● Stated goal
You are to retype all of the data exactly as it appears.

● Dataset entries
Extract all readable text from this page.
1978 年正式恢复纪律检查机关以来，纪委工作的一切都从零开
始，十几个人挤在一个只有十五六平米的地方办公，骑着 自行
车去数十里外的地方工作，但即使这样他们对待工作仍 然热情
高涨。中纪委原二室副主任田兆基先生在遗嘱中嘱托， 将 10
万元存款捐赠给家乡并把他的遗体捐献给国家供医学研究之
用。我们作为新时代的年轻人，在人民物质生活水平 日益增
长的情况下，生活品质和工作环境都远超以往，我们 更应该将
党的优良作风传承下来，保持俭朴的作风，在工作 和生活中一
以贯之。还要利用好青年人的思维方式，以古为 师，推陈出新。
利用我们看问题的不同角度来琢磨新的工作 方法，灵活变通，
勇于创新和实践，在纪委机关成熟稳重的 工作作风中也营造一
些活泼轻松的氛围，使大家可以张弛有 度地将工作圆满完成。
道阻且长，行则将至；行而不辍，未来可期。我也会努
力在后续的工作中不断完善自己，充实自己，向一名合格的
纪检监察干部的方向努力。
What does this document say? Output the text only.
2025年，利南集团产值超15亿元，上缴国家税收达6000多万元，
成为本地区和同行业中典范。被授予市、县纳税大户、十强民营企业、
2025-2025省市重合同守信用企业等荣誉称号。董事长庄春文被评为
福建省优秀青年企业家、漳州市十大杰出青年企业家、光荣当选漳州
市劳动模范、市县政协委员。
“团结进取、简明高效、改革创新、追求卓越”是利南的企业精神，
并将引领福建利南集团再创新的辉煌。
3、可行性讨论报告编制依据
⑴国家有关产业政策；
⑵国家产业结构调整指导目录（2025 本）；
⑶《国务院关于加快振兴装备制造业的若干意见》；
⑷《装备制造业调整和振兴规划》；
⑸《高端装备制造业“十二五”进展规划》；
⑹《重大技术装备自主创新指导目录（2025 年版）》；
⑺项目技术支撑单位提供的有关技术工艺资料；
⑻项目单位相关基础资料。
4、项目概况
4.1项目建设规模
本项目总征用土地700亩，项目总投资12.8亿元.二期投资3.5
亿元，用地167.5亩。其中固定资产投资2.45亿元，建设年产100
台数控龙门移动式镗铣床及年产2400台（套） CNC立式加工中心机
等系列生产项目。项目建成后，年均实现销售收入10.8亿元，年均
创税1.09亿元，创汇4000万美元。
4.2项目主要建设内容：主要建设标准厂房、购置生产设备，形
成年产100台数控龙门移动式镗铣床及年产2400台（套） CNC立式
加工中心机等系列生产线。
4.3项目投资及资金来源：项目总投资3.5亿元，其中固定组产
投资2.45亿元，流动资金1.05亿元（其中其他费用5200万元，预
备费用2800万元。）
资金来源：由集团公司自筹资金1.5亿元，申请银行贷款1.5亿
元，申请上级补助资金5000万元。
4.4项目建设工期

● Complete answer
Extract all readable text from this page.
1978 年正式恢复纪律检查机关以来，纪委工作的一切都从零开
始，十几个人挤在一个只有十五六平米的地方办公，骑着 自行
车去数十里外的地方工作，但即使这样他们对待工作仍 然热情
高涨。中纪委原二室副主任田兆基先生在遗嘱中嘱托， 将 10
万元存款捐赠给家乡并把他的遗体捐献给国家供医学研究之
用。我们作为新时代的年轻人，在人民物质生活水平 日益增
长的情况下，生活品质和工作环境都远超以往，我们 更应该将
党的优良作风传承下来，保持俭朴的作风，在工作 和生活中一
以贯之。还要利用好青年人的思维方式，以古为 师，推陈出新。
利用我们看问题的不同角度来琢磨新的工作 方法，灵活变通，
勇于创新和实践，在纪委机关成熟稳重的 工作作风中也营造一
些活泼轻松的氛围，使大家可以张弛有 度地将工作圆满完成。
道阻且长，行则将至；行而不辍，未来可期。我也会努
力在后续的工作中不断完善自己，充实自己，向一名合格的
纪检监察干部的方向努力。
What does this document say? Output the text only.
2025年，利南集团产值超15亿元，上缴国家税收达6000多万元，
成为本地区和同行业中典范。被授予市、县纳税大户、十强民营企业、
2025-2025省市重合同守信用企业等荣誉称号。董事长庄春文被评为
福建省优秀青年企业家、漳州市十大杰出青年企业家、光荣当选漳州
市劳动模范、市县政协委员。
“团结进取、简明高效、改革创新、追求卓越”是利南的企业精神，
并将引领福建利南集团再创新的辉煌。
3、可行性讨论报告编制依据
⑴国家有关产业政策；
⑵国家产业结构调整指导目录（2025 本）；
⑶《国务院关于加快振兴装备制造业的若干意见》；
⑷《装备制造业调整和振兴规划》；
⑸《高端装备制造业“十二五”进展规划》；
⑹《重大技术装备自主创新指导目录（2025 年版）》；
⑺项目技术支撑单位提供的有关技术工艺资料；
⑻项目单位相关基础资料。
4、项目概况
4.1项目建设规模
本项目总征用土地700亩，项目总投资12.8亿元.二期投资3.5
亿元，用地167.5亩。其中固定资产投资2.45亿元，建设年产100
台数控龙门移动式镗铣床及年产2400台（套） CNC立式加工中心机
等系列生产项目。项目建成后，年均实现销售收入10.8亿元，年均
创税1.09亿元，创汇4000万美元。
4.2项目主要建设内容：主要建设标准厂房、购置生产设备，形
成年产100台数控龙门移动式镗铣床及年产2400台（套） CNC立式
加工中心机等系列生产线。
4.3项目投资及资金来源：项目总投资3.5亿元，其中固定组产
投资2.45亿元，流动资金1.05亿元（其中其他费用5200万元，预
备费用2800万元。）
资金来源：由集团公司自筹资金1.5亿元，申请银行贷款1.5亿
元，申请上级补助资金5000万元。
4.4项目建设工期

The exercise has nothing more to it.